Copy each line below without leaving any out.

### Rows from a dataset:
····················

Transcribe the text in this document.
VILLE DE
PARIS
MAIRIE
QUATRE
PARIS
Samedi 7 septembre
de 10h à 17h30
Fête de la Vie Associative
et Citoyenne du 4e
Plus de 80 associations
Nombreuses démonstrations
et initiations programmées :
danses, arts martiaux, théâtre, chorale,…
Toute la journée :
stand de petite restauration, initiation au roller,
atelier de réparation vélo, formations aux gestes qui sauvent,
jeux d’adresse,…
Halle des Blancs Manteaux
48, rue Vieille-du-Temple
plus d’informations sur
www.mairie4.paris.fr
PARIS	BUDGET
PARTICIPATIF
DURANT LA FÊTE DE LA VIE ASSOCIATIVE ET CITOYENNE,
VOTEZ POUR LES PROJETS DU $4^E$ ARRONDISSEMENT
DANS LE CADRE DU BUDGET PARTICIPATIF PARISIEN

····················

### Response to this task:
Transcribe the text in this document.
VILLE DE
PARIS
MAIRIE
QUATRE
PARIS
Samedi 7 septembre
de 10h à 17h30
Fête de la Vie Associative
et Citoyenne du 4e
Plus de 80 associations
Nombreuses démonstrations
et initiations programmées :
danses, arts martiaux, théâtre, chorale,…
Toute la journée :
stand de petite restauration, initiation au roller,
atelier de réparation vélo, formations aux gestes qui sauvent,
jeux d’adresse,…
Halle des Blancs Manteaux
48, rue Vieille-du-Temple
plus d’informations sur
www.mairie4.paris.fr
PARIS	BUDGET
PARTICIPATIF
DURANT LA FÊTE DE LA VIE ASSOCIATIVE ET CITOYENNE,
VOTEZ POUR LES PROJETS DU $4^E$ ARRONDISSEMENT
DANS LE CADRE DU BUDGET PARTICIPATIF PARISIEN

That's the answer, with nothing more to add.